▶ **Stored records**:

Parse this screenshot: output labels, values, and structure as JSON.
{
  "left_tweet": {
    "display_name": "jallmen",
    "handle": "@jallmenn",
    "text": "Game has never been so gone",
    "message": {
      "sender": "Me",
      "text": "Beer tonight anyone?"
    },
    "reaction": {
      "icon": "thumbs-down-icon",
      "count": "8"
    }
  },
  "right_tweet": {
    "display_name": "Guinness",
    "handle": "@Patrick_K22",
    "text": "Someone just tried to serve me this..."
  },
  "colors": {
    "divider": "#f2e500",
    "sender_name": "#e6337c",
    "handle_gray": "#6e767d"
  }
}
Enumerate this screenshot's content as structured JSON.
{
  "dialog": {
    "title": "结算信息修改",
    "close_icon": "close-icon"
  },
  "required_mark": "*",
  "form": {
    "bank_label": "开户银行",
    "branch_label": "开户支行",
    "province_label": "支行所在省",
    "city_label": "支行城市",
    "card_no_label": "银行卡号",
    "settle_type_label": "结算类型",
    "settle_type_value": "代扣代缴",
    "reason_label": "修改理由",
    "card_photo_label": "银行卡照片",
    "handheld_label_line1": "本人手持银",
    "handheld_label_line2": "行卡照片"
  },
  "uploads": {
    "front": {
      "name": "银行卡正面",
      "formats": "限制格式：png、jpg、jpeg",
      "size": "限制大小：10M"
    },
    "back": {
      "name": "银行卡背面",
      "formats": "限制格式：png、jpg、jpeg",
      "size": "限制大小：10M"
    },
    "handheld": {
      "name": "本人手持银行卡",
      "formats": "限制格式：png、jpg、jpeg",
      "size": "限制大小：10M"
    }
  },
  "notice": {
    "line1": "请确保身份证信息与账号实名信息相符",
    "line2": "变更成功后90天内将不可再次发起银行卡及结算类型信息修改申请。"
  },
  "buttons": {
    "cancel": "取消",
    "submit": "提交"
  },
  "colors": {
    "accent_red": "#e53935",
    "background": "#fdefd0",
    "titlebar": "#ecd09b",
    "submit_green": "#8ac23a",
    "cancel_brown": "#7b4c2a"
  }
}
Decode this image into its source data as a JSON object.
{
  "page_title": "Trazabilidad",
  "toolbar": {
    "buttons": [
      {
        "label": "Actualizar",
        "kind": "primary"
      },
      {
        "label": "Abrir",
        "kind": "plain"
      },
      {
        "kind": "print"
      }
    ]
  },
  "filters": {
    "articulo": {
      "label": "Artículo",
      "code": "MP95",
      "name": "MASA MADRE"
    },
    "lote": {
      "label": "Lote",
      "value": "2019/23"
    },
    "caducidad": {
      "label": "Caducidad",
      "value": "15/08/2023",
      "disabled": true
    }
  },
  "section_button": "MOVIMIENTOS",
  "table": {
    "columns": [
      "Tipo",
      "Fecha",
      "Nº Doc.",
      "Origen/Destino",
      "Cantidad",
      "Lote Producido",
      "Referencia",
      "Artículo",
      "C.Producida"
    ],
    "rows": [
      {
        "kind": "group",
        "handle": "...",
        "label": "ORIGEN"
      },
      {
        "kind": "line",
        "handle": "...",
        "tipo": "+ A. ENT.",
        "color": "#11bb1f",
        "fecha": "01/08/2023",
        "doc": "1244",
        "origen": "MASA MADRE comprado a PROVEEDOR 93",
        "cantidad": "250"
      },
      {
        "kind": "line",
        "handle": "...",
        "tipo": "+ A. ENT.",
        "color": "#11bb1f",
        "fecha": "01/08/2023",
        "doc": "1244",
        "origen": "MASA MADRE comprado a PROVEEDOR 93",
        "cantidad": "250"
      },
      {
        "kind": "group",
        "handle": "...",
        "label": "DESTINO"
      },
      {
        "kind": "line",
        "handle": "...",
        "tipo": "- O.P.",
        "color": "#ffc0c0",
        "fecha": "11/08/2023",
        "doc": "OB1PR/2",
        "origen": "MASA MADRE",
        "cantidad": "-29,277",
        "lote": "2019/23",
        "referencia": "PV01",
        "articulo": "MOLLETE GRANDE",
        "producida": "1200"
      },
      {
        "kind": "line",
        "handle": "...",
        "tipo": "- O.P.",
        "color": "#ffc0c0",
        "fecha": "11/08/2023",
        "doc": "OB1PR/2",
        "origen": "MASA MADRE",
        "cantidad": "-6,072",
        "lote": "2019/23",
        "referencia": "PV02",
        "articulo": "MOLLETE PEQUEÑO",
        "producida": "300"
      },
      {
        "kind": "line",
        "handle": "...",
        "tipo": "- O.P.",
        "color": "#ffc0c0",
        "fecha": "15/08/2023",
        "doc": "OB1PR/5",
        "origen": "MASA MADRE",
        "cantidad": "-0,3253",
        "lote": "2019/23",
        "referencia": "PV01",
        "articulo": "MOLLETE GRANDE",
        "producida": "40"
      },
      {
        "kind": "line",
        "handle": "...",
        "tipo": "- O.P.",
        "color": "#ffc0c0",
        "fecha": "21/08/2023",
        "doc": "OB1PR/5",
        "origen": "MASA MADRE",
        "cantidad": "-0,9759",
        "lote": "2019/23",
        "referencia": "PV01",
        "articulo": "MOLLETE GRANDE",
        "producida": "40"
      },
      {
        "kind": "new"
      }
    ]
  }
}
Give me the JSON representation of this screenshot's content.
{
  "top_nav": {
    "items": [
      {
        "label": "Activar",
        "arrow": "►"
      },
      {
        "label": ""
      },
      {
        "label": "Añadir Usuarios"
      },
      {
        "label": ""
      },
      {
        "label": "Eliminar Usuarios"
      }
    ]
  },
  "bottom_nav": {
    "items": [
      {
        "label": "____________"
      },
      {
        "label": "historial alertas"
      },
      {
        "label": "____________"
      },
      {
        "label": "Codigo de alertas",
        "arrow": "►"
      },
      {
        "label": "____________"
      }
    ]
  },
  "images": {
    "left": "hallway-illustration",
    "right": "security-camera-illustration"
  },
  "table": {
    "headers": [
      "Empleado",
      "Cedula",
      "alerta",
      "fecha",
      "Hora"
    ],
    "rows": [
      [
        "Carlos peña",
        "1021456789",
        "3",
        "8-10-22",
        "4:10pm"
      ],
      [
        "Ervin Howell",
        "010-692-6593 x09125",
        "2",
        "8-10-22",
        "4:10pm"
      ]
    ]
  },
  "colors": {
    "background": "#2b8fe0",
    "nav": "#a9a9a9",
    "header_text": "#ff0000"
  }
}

▶ **Written exercise**: Scan the material and collect every line that contains "Usuarios".

▶ **Full answer**:
        "label": "Añadir Usuarios"
        "label": "Eliminar Usuarios"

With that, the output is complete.